>> begin GIVEN DATA
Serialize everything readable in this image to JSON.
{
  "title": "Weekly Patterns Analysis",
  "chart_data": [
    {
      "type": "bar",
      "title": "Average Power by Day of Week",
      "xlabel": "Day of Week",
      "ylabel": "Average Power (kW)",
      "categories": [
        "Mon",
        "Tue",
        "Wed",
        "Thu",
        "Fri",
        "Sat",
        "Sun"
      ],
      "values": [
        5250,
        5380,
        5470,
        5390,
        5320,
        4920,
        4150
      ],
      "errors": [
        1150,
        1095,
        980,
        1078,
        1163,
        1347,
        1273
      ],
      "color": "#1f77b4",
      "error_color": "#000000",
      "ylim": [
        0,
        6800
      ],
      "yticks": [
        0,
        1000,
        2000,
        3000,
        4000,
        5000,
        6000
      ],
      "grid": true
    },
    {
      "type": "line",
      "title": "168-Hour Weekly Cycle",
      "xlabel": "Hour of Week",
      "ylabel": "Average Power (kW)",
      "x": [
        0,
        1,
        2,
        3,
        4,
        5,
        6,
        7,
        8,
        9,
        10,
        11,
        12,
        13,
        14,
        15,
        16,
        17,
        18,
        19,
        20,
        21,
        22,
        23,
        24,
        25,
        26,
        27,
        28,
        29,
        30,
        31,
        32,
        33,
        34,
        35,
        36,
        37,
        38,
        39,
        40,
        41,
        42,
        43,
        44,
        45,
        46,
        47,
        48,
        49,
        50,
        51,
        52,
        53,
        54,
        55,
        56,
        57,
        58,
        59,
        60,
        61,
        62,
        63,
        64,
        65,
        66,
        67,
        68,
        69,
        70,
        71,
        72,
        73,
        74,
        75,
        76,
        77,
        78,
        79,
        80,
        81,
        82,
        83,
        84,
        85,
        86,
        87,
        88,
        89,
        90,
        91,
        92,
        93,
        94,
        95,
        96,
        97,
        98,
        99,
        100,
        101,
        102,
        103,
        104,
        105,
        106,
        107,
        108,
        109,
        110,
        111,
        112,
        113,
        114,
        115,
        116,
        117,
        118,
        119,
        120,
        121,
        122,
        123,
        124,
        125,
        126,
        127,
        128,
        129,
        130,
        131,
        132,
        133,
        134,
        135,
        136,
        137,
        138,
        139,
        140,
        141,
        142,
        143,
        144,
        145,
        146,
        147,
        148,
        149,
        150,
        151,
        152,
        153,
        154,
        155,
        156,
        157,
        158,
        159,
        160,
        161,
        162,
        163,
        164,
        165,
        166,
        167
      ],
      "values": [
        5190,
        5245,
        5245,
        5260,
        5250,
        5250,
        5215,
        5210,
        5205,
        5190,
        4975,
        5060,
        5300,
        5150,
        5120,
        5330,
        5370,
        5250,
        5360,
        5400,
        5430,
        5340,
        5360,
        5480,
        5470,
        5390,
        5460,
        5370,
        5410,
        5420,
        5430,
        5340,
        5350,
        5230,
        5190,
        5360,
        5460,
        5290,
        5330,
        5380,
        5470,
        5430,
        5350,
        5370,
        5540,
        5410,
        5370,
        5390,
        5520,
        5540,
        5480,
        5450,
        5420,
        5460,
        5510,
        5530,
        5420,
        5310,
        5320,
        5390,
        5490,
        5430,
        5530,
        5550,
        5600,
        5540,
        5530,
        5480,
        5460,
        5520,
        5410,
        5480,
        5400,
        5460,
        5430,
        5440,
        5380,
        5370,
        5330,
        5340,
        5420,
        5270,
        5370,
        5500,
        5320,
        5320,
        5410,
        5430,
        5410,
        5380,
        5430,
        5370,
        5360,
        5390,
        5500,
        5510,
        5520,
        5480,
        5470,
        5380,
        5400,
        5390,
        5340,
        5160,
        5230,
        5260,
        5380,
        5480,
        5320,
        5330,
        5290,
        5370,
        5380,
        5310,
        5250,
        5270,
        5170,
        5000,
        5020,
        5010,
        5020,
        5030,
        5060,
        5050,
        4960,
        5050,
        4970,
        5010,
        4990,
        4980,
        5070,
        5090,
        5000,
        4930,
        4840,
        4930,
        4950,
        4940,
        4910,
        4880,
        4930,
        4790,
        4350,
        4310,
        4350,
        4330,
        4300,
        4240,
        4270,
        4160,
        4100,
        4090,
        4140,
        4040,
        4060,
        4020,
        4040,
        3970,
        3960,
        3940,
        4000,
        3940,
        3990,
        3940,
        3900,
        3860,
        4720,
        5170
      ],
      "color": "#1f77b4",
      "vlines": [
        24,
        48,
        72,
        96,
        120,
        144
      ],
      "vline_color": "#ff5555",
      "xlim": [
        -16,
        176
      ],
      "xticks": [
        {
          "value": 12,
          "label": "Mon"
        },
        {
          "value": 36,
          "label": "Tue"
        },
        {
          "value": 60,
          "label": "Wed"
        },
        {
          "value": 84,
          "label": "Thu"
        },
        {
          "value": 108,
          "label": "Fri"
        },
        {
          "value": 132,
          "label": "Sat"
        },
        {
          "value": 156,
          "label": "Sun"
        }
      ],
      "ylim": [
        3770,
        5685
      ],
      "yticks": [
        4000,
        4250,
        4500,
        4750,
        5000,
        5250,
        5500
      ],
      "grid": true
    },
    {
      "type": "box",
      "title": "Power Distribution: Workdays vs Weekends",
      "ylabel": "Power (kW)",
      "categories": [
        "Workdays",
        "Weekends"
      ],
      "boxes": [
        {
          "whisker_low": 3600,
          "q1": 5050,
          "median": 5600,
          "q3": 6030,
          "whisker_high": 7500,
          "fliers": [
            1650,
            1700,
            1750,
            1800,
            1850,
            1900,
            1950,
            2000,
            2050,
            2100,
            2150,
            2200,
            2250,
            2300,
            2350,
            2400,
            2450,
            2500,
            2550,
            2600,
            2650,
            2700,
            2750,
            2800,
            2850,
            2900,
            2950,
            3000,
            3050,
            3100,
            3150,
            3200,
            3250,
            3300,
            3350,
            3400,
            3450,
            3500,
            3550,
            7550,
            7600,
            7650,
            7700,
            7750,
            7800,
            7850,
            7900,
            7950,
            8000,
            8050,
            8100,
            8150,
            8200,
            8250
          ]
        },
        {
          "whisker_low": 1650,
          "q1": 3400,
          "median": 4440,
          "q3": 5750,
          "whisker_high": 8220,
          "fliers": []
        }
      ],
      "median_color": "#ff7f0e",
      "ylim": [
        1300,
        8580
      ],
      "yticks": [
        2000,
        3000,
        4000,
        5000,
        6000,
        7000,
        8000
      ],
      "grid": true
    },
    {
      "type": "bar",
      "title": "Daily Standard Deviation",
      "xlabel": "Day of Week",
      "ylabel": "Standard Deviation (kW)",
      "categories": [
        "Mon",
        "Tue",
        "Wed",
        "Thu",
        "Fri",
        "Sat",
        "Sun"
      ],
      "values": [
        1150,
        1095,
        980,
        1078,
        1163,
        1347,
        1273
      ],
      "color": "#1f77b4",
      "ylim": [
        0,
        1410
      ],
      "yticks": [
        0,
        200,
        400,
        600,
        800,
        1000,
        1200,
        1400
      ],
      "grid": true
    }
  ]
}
>> end GIVEN DATA
■ **STATED PROBLEM**: From the entries, report each line that includes the word "Standard".

■ **ANSWER FOR THIS EXERCISE**:
      "title": "Daily Standard Deviation",
      "ylabel": "Standard Deviation (kW)",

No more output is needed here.